EXERCISE DIRECTIONS:
Find every line in the records below that holds the word "während", and copy it out.

SUPPLIED RECORDS:
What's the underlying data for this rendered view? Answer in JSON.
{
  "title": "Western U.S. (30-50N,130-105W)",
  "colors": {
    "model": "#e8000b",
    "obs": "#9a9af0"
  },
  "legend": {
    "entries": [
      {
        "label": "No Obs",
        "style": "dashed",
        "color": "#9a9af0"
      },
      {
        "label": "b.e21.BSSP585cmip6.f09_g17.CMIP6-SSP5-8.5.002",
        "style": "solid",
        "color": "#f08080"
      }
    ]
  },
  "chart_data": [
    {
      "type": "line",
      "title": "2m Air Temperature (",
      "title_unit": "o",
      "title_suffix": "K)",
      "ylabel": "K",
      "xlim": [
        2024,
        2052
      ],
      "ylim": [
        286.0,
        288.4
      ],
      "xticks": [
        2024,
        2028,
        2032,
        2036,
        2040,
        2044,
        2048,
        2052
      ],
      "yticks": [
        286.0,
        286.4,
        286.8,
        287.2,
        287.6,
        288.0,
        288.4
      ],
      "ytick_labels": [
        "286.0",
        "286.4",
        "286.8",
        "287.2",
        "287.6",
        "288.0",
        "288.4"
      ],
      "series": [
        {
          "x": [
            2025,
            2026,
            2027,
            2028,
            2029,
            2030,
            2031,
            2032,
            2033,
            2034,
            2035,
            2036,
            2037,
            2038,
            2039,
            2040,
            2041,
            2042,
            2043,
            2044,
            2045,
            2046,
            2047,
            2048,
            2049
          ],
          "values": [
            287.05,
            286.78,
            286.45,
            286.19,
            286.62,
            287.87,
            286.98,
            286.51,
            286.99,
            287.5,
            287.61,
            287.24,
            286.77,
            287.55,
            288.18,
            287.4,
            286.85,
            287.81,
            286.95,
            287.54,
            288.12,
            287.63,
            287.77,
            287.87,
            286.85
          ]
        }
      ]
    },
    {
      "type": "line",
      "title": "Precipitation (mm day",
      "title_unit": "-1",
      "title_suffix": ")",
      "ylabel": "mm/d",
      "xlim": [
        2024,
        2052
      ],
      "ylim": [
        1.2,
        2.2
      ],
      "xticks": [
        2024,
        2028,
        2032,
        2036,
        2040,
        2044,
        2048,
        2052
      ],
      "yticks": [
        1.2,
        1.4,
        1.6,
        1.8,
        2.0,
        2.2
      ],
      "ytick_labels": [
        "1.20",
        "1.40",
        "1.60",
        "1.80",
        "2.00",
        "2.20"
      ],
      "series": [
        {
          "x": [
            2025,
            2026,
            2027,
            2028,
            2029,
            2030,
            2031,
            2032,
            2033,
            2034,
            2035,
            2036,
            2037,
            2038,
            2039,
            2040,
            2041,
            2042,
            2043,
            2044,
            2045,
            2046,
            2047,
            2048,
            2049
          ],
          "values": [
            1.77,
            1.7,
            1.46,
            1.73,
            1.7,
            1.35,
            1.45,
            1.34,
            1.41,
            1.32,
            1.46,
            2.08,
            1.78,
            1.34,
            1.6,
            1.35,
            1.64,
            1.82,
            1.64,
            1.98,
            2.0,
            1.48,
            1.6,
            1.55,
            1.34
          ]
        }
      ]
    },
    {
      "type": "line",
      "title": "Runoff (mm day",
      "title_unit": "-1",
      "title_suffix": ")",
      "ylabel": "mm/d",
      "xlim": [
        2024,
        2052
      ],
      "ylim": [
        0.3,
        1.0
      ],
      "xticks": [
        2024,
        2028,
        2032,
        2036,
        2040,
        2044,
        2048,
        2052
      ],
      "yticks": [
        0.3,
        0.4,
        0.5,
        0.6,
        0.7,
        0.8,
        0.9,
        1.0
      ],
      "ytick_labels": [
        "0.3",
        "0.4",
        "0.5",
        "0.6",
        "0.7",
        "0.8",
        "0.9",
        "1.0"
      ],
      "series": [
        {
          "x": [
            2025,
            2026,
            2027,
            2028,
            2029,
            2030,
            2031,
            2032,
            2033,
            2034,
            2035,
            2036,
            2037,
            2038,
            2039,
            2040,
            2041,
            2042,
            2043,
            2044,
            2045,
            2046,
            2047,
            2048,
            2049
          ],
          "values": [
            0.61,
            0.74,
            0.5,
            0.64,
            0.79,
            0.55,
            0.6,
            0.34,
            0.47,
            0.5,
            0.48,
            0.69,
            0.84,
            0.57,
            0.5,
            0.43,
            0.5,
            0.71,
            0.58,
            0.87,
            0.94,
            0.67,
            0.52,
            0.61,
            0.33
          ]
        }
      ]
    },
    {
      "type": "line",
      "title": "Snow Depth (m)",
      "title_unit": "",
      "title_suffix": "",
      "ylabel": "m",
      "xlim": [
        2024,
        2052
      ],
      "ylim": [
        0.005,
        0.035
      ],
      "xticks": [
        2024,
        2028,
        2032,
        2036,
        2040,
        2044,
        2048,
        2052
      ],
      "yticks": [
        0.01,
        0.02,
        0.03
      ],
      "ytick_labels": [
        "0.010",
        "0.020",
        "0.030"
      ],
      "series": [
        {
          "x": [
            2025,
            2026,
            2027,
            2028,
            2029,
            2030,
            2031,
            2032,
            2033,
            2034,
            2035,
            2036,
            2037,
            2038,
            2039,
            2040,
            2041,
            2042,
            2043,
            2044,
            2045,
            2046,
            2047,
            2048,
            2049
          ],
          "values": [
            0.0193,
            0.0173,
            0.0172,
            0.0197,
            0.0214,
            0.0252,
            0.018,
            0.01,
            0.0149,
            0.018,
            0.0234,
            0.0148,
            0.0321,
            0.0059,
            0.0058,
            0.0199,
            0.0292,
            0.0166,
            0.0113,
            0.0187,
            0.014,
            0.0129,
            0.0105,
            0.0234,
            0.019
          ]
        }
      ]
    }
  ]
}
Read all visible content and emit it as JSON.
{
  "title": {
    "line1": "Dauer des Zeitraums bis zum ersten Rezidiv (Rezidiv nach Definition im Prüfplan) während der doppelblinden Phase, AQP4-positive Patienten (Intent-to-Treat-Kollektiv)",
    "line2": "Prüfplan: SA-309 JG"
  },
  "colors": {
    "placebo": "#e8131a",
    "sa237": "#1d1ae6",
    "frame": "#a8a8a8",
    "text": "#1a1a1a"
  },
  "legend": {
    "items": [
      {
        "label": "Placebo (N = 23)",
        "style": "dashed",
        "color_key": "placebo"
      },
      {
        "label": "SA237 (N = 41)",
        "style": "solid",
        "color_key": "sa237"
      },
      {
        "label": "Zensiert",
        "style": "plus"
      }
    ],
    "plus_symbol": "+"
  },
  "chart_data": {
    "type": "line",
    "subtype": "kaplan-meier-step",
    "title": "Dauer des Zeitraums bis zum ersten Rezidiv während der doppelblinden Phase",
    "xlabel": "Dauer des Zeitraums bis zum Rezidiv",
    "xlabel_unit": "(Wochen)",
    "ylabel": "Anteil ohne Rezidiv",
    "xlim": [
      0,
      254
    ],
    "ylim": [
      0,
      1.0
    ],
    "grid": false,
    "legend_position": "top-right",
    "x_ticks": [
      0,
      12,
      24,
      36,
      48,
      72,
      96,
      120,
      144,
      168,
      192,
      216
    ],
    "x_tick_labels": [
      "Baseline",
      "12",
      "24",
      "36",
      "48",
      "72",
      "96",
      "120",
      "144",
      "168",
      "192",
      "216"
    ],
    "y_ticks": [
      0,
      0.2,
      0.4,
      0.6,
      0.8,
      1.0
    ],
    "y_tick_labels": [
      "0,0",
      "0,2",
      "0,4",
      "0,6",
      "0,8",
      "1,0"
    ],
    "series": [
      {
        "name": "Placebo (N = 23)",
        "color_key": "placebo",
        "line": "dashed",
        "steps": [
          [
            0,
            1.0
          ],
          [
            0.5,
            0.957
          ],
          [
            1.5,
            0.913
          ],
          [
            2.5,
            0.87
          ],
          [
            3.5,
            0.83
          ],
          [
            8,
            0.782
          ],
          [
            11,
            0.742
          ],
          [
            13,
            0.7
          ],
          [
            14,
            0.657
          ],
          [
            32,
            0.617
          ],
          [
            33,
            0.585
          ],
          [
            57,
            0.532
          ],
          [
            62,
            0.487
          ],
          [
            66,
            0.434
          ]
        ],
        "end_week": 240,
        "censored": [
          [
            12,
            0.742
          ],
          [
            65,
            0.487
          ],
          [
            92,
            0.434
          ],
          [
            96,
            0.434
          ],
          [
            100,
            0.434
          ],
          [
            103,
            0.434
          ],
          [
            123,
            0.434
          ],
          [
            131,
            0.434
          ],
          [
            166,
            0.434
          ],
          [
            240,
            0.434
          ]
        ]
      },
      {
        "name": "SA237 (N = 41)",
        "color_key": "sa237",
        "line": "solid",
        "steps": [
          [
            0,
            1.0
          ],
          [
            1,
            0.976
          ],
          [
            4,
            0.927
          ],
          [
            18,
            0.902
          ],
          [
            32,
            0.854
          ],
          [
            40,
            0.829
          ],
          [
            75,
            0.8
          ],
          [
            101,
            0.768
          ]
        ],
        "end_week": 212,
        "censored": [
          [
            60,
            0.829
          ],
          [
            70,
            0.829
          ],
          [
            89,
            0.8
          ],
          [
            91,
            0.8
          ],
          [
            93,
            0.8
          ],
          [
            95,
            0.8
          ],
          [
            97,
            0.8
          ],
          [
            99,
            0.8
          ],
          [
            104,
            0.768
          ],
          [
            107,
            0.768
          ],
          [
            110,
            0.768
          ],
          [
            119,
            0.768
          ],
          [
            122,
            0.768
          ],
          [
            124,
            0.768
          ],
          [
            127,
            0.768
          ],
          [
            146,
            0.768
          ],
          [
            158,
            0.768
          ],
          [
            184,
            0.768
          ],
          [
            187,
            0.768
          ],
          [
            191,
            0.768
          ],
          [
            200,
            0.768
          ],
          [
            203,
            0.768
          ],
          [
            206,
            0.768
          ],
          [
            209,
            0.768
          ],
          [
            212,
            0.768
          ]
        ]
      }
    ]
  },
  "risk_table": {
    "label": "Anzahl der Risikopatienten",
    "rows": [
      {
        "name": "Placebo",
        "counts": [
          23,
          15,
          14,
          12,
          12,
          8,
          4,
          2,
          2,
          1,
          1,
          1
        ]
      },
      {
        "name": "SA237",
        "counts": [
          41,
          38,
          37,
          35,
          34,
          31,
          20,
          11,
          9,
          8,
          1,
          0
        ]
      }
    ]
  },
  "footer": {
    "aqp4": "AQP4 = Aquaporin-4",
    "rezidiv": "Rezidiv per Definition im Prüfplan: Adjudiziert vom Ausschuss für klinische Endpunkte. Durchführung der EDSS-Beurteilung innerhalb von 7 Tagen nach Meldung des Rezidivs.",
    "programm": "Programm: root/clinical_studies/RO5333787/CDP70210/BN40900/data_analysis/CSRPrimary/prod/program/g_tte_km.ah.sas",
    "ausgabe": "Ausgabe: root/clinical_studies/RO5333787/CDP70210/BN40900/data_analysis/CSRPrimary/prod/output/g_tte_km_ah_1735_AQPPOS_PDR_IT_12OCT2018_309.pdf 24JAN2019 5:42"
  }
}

FULL RESPONSE:
    "line1": "Dauer des Zeitraums bis zum ersten Rezidiv (Rezidiv nach Definition im Prüfplan) während der doppelblinden Phase, AQP4-positive Patienten (Intent-to-Treat-Kollektiv)",
    "title": "Dauer des Zeitraums bis zum ersten Rezidiv während der doppelblinden Phase",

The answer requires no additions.